-- start RECORDS FOR PROCESSING --

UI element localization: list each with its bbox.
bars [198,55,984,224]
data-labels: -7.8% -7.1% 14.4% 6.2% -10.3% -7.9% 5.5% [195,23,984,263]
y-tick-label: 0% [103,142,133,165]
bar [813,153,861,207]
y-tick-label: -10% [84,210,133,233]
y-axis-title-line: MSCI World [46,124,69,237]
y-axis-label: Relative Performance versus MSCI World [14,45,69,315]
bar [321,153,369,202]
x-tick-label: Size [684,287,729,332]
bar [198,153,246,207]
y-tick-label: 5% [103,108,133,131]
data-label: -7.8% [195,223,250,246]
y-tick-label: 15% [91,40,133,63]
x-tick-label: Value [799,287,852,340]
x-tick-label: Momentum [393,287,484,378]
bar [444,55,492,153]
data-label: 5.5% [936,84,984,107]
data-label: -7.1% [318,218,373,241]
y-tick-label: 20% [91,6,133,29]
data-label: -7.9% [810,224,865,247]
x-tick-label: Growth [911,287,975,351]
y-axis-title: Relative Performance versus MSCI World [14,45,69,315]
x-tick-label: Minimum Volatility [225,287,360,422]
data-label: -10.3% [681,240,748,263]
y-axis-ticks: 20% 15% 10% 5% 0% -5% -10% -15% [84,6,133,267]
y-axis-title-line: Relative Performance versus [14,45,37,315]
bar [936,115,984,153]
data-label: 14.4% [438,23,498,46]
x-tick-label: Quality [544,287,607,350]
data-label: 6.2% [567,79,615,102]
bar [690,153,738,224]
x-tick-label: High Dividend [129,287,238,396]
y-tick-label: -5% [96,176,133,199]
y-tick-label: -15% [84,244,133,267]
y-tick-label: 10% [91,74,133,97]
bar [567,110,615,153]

-- end RECORDS FOR PROCESSING --

_DO THIS:_ Retype every line of the listing above exactly, keeping each entry and its coordinates unchanged.

_THE RESULT:_
UI element localization: list each with its bbox.
bars [198,55,984,224]
data-labels: -7.8% -7.1% 14.4% 6.2% -10.3% -7.9% 5.5% [195,23,984,263]
y-tick-label: 0% [103,142,133,165]
bar [813,153,861,207]
y-tick-label: -10% [84,210,133,233]
y-axis-title-line: MSCI World [46,124,69,237]
y-axis-label: Relative Performance versus MSCI World [14,45,69,315]
bar [321,153,369,202]
x-tick-label: Size [684,287,729,332]
bar [198,153,246,207]
y-tick-label: 5% [103,108,133,131]
data-label: -7.8% [195,223,250,246]
y-tick-label: 15% [91,40,133,63]
x-tick-label: Value [799,287,852,340]
x-tick-label: Momentum [393,287,484,378]
bar [444,55,492,153]
data-label: 5.5% [936,84,984,107]
data-label: -7.1% [318,218,373,241]
y-tick-label: 20% [91,6,133,29]
data-label: -7.9% [810,224,865,247]
x-tick-label: Growth [911,287,975,351]
y-axis-title: Relative Performance versus MSCI World [14,45,69,315]
x-tick-label: Minimum Volatility [225,287,360,422]
data-label: -10.3% [681,240,748,263]
y-axis-ticks: 20% 15% 10% 5% 0% -5% -10% -15% [84,6,133,267]
y-axis-title-line: Relative Performance versus [14,45,37,315]
bar [936,115,984,153]
data-label: 14.4% [438,23,498,46]
x-tick-label: Quality [544,287,607,350]
data-label: 6.2% [567,79,615,102]
bar [690,153,738,224]
x-tick-label: High Dividend [129,287,238,396]
y-tick-label: -5% [96,176,133,199]
y-tick-label: -15% [84,244,133,267]
y-tick-label: 10% [91,74,133,97]
bar [567,110,615,153]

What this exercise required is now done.